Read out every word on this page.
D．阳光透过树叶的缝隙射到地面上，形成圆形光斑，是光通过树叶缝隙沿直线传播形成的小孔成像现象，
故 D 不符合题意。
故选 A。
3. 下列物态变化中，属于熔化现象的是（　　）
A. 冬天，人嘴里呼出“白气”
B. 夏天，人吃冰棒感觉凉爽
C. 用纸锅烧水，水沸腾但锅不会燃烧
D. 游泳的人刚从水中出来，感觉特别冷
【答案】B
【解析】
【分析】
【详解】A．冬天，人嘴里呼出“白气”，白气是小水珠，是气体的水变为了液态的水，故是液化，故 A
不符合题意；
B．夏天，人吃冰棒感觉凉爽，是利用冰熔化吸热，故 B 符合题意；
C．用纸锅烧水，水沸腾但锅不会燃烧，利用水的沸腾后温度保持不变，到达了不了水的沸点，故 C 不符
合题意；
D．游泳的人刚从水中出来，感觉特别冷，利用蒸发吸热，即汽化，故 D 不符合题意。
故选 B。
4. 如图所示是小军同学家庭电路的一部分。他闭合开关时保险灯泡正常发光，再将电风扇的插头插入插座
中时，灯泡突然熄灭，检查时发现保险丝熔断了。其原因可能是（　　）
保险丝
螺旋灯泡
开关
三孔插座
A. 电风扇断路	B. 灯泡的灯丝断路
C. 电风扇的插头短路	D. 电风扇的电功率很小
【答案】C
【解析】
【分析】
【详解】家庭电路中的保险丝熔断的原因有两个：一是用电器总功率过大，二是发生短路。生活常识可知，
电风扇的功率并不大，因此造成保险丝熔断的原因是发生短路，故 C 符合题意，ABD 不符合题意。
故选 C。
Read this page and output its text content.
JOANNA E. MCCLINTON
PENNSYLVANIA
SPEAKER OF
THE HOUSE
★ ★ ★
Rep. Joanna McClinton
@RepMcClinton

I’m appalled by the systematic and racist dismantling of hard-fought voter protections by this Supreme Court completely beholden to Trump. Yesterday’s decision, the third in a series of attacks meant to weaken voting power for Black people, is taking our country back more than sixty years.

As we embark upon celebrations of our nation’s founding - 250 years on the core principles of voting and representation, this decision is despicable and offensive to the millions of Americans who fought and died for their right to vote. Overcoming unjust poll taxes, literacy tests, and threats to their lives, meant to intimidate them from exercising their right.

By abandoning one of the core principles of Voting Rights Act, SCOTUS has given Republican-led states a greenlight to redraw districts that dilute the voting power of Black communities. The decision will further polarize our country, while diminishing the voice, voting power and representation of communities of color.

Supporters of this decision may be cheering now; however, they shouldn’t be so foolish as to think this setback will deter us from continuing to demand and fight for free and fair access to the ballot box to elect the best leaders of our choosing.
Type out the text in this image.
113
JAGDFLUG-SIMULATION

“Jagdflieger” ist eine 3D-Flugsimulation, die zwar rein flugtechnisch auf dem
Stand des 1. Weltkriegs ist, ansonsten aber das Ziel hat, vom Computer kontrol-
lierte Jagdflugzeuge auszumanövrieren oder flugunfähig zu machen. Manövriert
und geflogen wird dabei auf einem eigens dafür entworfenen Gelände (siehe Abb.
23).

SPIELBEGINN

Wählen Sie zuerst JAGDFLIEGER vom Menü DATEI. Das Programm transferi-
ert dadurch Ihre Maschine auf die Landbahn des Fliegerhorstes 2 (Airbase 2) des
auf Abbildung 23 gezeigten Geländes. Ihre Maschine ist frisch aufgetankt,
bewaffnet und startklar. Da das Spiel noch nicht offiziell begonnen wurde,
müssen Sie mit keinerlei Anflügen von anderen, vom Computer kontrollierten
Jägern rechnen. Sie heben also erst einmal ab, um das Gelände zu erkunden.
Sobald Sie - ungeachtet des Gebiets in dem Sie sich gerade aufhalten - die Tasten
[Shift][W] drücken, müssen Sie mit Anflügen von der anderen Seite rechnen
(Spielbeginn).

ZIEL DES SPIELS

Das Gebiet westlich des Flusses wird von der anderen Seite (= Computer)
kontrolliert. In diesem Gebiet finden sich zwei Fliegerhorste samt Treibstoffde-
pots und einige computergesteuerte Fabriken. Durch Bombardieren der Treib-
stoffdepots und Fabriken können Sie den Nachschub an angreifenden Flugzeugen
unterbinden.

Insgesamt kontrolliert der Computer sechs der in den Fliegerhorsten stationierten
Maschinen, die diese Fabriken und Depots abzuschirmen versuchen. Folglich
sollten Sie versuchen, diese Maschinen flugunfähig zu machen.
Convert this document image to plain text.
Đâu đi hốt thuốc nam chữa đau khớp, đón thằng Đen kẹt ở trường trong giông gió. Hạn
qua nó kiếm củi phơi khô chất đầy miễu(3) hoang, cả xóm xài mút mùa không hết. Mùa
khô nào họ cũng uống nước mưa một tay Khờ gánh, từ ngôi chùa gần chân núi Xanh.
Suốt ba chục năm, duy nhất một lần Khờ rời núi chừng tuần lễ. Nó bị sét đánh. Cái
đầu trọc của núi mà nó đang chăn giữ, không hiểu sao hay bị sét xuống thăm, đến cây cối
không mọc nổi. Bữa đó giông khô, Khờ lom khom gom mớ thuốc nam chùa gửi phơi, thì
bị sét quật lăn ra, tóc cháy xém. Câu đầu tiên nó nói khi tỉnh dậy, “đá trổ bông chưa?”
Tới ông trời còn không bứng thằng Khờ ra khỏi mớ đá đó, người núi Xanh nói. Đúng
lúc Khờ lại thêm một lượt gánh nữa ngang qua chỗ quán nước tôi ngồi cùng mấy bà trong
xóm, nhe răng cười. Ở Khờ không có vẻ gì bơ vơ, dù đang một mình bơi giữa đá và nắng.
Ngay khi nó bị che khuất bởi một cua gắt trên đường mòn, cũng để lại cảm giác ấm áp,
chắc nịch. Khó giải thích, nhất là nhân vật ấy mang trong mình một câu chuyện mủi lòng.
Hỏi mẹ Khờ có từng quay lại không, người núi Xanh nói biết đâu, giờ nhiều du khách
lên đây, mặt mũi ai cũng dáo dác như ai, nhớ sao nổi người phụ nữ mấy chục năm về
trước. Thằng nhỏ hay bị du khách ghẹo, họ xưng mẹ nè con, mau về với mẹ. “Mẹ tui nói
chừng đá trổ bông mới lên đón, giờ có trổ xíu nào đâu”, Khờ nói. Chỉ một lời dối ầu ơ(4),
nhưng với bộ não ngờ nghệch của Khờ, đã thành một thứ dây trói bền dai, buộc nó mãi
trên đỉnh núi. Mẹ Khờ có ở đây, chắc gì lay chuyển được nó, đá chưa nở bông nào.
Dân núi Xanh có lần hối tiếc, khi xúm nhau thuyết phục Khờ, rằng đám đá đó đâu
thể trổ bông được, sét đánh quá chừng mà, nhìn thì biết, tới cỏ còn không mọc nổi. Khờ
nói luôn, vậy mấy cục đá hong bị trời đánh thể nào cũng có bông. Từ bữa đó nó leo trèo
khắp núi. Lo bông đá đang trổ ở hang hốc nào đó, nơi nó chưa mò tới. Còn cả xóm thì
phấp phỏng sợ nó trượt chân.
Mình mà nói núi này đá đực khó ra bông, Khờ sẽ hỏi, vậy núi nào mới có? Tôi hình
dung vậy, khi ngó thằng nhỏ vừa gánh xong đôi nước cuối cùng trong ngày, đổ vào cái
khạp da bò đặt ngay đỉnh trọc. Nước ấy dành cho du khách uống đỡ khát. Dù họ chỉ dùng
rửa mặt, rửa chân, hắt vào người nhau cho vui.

### Exercise objective
Give back the data above exactly as it appears.

### Completed exercise
Read out every word on this page.
D．阳光透过树叶的缝隙射到地面上，形成圆形光斑，是光通过树叶缝隙沿直线传播形成的小孔成像现象，
故 D 不符合题意。
故选 A。
3. 下列物态变化中，属于熔化现象的是（　　）
A. 冬天，人嘴里呼出“白气”
B. 夏天，人吃冰棒感觉凉爽
C. 用纸锅烧水，水沸腾但锅不会燃烧
D. 游泳的人刚从水中出来，感觉特别冷
【答案】B
【解析】
【分析】
【详解】A．冬天，人嘴里呼出“白气”，白气是小水珠，是气体的水变为了液态的水，故是液化，故 A
不符合题意；
B．夏天，人吃冰棒感觉凉爽，是利用冰熔化吸热，故 B 符合题意；
C．用纸锅烧水，水沸腾但锅不会燃烧，利用水的沸腾后温度保持不变，到达了不了水的沸点，故 C 不符
合题意；
D．游泳的人刚从水中出来，感觉特别冷，利用蒸发吸热，即汽化，故 D 不符合题意。
故选 B。
4. 如图所示是小军同学家庭电路的一部分。他闭合开关时保险灯泡正常发光，再将电风扇的插头插入插座
中时，灯泡突然熄灭，检查时发现保险丝熔断了。其原因可能是（　　）
保险丝
螺旋灯泡
开关
三孔插座
A. 电风扇断路	B. 灯泡的灯丝断路
C. 电风扇的插头短路	D. 电风扇的电功率很小
【答案】C
【解析】
【分析】
【详解】家庭电路中的保险丝熔断的原因有两个：一是用电器总功率过大，二是发生短路。生活常识可知，
电风扇的功率并不大，因此造成保险丝熔断的原因是发生短路，故 C 符合题意，ABD 不符合题意。
故选 C。
Read this page and output its text content.
JOANNA E. MCCLINTON
PENNSYLVANIA
SPEAKER OF
THE HOUSE
★ ★ ★
Rep. Joanna McClinton
@RepMcClinton

I’m appalled by the systematic and racist dismantling of hard-fought voter protections by this Supreme Court completely beholden to Trump. Yesterday’s decision, the third in a series of attacks meant to weaken voting power for Black people, is taking our country back more than sixty years.

As we embark upon celebrations of our nation’s founding - 250 years on the core principles of voting and representation, this decision is despicable and offensive to the millions of Americans who fought and died for their right to vote. Overcoming unjust poll taxes, literacy tests, and threats to their lives, meant to intimidate them from exercising their right.

By abandoning one of the core principles of Voting Rights Act, SCOTUS has given Republican-led states a greenlight to redraw districts that dilute the voting power of Black communities. The decision will further polarize our country, while diminishing the voice, voting power and representation of communities of color.

Supporters of this decision may be cheering now; however, they shouldn’t be so foolish as to think this setback will deter us from continuing to demand and fight for free and fair access to the ballot box to elect the best leaders of our choosing.
Type out the text in this image.
113
JAGDFLUG-SIMULATION

“Jagdflieger” ist eine 3D-Flugsimulation, die zwar rein flugtechnisch auf dem
Stand des 1. Weltkriegs ist, ansonsten aber das Ziel hat, vom Computer kontrol-
lierte Jagdflugzeuge auszumanövrieren oder flugunfähig zu machen. Manövriert
und geflogen wird dabei auf einem eigens dafür entworfenen Gelände (siehe Abb.
23).

SPIELBEGINN

Wählen Sie zuerst JAGDFLIEGER vom Menü DATEI. Das Programm transferi-
ert dadurch Ihre Maschine auf die Landbahn des Fliegerhorstes 2 (Airbase 2) des
auf Abbildung 23 gezeigten Geländes. Ihre Maschine ist frisch aufgetankt,
bewaffnet und startklar. Da das Spiel noch nicht offiziell begonnen wurde,
müssen Sie mit keinerlei Anflügen von anderen, vom Computer kontrollierten
Jägern rechnen. Sie heben also erst einmal ab, um das Gelände zu erkunden.
Sobald Sie - ungeachtet des Gebiets in dem Sie sich gerade aufhalten - die Tasten
[Shift][W] drücken, müssen Sie mit Anflügen von der anderen Seite rechnen
(Spielbeginn).

ZIEL DES SPIELS

Das Gebiet westlich des Flusses wird von der anderen Seite (= Computer)
kontrolliert. In diesem Gebiet finden sich zwei Fliegerhorste samt Treibstoffde-
pots und einige computergesteuerte Fabriken. Durch Bombardieren der Treib-
stoffdepots und Fabriken können Sie den Nachschub an angreifenden Flugzeugen
unterbinden.

Insgesamt kontrolliert der Computer sechs der in den Fliegerhorsten stationierten
Maschinen, die diese Fabriken und Depots abzuschirmen versuchen. Folglich
sollten Sie versuchen, diese Maschinen flugunfähig zu machen.
Convert this document image to plain text.
Đâu đi hốt thuốc nam chữa đau khớp, đón thằng Đen kẹt ở trường trong giông gió. Hạn
qua nó kiếm củi phơi khô chất đầy miễu(3) hoang, cả xóm xài mút mùa không hết. Mùa
khô nào họ cũng uống nước mưa một tay Khờ gánh, từ ngôi chùa gần chân núi Xanh.
Suốt ba chục năm, duy nhất một lần Khờ rời núi chừng tuần lễ. Nó bị sét đánh. Cái
đầu trọc của núi mà nó đang chăn giữ, không hiểu sao hay bị sét xuống thăm, đến cây cối
không mọc nổi. Bữa đó giông khô, Khờ lom khom gom mớ thuốc nam chùa gửi phơi, thì
bị sét quật lăn ra, tóc cháy xém. Câu đầu tiên nó nói khi tỉnh dậy, “đá trổ bông chưa?”
Tới ông trời còn không bứng thằng Khờ ra khỏi mớ đá đó, người núi Xanh nói. Đúng
lúc Khờ lại thêm một lượt gánh nữa ngang qua chỗ quán nước tôi ngồi cùng mấy bà trong
xóm, nhe răng cười. Ở Khờ không có vẻ gì bơ vơ, dù đang một mình bơi giữa đá và nắng.
Ngay khi nó bị che khuất bởi một cua gắt trên đường mòn, cũng để lại cảm giác ấm áp,
chắc nịch. Khó giải thích, nhất là nhân vật ấy mang trong mình một câu chuyện mủi lòng.
Hỏi mẹ Khờ có từng quay lại không, người núi Xanh nói biết đâu, giờ nhiều du khách
lên đây, mặt mũi ai cũng dáo dác như ai, nhớ sao nổi người phụ nữ mấy chục năm về
trước. Thằng nhỏ hay bị du khách ghẹo, họ xưng mẹ nè con, mau về với mẹ. “Mẹ tui nói
chừng đá trổ bông mới lên đón, giờ có trổ xíu nào đâu”, Khờ nói. Chỉ một lời dối ầu ơ(4),
nhưng với bộ não ngờ nghệch của Khờ, đã thành một thứ dây trói bền dai, buộc nó mãi
trên đỉnh núi. Mẹ Khờ có ở đây, chắc gì lay chuyển được nó, đá chưa nở bông nào.
Dân núi Xanh có lần hối tiếc, khi xúm nhau thuyết phục Khờ, rằng đám đá đó đâu
thể trổ bông được, sét đánh quá chừng mà, nhìn thì biết, tới cỏ còn không mọc nổi. Khờ
nói luôn, vậy mấy cục đá hong bị trời đánh thể nào cũng có bông. Từ bữa đó nó leo trèo
khắp núi. Lo bông đá đang trổ ở hang hốc nào đó, nơi nó chưa mò tới. Còn cả xóm thì
phấp phỏng sợ nó trượt chân.
Mình mà nói núi này đá đực khó ra bông, Khờ sẽ hỏi, vậy núi nào mới có? Tôi hình
dung vậy, khi ngó thằng nhỏ vừa gánh xong đôi nước cuối cùng trong ngày, đổ vào cái
khạp da bò đặt ngay đỉnh trọc. Nước ấy dành cho du khách uống đỡ khát. Dù họ chỉ dùng
rửa mặt, rửa chân, hắt vào người nhau cho vui.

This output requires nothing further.